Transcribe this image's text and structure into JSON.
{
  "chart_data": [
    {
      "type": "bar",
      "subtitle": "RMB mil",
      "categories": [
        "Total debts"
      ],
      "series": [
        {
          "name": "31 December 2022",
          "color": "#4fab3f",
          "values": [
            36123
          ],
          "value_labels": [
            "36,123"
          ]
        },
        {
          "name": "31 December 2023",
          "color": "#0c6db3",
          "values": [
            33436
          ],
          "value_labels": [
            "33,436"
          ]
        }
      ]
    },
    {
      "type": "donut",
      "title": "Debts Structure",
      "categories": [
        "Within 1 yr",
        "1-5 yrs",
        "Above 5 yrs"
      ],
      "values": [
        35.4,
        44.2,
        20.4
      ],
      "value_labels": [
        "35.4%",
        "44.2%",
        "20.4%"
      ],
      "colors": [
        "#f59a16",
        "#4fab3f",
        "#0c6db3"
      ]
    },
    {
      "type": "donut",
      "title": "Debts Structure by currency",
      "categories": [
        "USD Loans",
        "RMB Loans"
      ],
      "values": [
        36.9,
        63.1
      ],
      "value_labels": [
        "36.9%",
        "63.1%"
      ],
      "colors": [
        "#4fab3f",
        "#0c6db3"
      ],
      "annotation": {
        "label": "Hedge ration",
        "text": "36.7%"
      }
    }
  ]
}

* * *

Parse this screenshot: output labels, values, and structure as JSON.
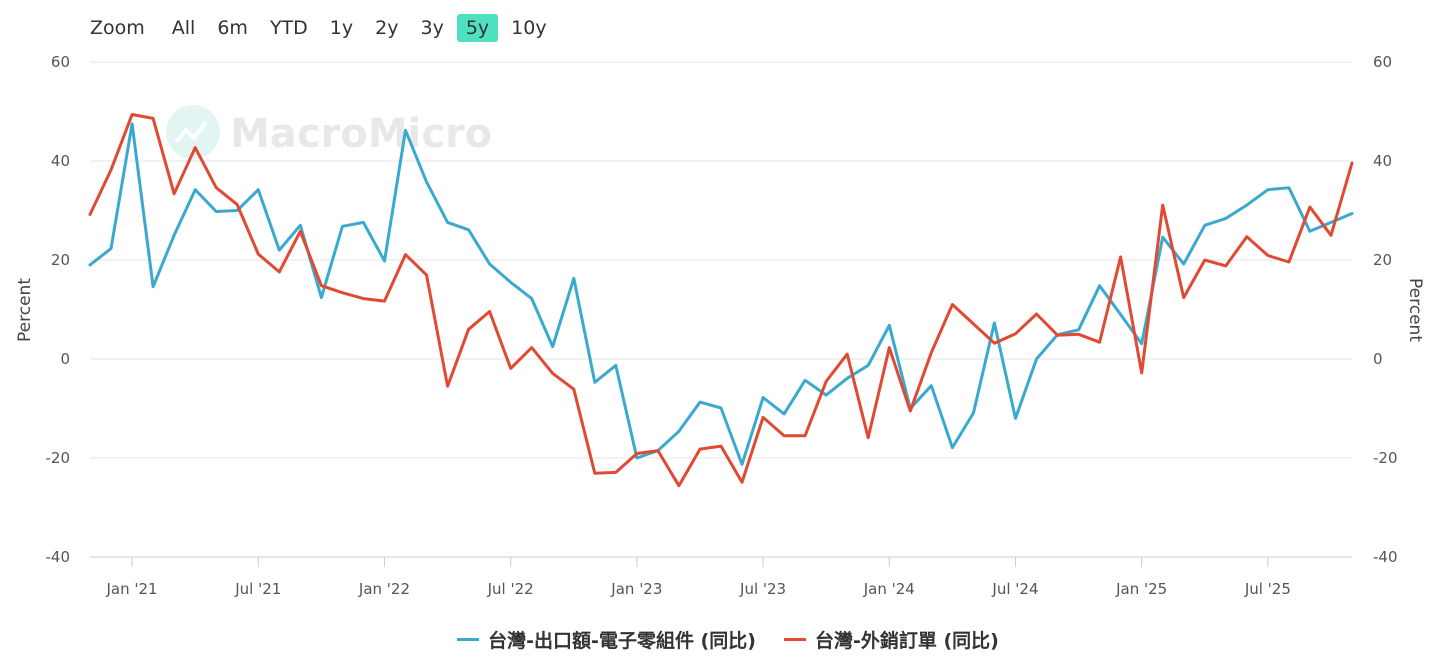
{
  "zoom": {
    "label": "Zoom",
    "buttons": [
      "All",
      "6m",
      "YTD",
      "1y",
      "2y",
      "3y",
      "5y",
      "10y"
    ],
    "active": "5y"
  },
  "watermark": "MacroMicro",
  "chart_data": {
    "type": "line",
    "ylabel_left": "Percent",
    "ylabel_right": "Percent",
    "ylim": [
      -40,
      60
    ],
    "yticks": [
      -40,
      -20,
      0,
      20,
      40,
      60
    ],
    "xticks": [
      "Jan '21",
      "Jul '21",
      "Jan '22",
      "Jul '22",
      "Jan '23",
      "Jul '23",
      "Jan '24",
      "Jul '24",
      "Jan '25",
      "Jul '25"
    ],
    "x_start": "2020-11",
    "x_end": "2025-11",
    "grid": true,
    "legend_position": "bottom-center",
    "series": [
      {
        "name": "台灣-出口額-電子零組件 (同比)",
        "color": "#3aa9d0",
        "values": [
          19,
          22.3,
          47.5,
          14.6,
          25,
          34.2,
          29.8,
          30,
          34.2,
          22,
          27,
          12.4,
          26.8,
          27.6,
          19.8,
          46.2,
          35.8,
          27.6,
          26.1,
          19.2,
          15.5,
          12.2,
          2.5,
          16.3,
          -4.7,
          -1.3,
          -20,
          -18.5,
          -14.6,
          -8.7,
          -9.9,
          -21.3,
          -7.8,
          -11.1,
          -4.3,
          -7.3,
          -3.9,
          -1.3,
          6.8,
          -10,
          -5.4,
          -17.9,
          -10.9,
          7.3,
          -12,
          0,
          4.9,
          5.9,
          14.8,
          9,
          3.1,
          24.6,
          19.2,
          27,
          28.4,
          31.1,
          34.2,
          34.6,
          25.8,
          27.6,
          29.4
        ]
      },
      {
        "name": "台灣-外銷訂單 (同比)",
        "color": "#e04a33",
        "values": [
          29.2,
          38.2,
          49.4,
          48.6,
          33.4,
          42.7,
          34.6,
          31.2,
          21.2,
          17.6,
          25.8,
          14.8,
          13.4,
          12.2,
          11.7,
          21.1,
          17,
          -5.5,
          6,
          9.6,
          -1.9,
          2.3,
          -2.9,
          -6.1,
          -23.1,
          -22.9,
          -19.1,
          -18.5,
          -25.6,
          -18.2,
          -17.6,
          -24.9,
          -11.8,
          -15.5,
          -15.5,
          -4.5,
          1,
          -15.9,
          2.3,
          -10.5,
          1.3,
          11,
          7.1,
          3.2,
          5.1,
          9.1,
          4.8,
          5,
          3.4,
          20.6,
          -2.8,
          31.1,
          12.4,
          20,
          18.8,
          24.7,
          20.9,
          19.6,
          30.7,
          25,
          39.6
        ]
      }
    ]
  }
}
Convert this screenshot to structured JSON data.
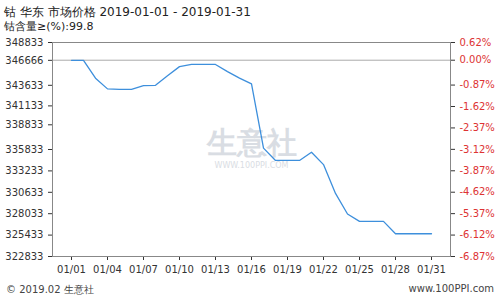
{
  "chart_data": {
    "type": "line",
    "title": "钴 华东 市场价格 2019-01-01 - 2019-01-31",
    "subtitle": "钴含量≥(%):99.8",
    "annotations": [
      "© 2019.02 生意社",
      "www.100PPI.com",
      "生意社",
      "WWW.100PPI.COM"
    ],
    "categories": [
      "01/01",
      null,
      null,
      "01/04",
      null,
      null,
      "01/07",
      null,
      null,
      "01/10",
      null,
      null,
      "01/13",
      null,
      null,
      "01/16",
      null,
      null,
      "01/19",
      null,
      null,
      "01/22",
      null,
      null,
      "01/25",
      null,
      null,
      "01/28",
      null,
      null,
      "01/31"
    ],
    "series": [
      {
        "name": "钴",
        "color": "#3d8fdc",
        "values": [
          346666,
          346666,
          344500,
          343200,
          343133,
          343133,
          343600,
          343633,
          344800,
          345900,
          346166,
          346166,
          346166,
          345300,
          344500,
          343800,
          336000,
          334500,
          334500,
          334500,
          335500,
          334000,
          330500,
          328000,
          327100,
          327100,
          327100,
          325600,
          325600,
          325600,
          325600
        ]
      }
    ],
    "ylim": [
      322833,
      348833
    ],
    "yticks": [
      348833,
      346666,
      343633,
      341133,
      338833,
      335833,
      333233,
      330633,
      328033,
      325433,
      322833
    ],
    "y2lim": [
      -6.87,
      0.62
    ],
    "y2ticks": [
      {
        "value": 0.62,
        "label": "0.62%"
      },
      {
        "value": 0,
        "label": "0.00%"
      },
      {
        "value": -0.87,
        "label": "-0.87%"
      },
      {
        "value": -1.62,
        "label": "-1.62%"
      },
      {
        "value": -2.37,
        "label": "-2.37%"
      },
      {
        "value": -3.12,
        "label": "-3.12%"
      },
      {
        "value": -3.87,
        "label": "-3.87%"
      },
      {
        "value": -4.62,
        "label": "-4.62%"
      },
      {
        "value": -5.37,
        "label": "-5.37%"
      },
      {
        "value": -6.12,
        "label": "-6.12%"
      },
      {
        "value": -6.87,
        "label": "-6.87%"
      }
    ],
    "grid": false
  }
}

§ **Written request**
Go through the material above and count the lines that include "text". Give the number alone.

§ **Complete output**
2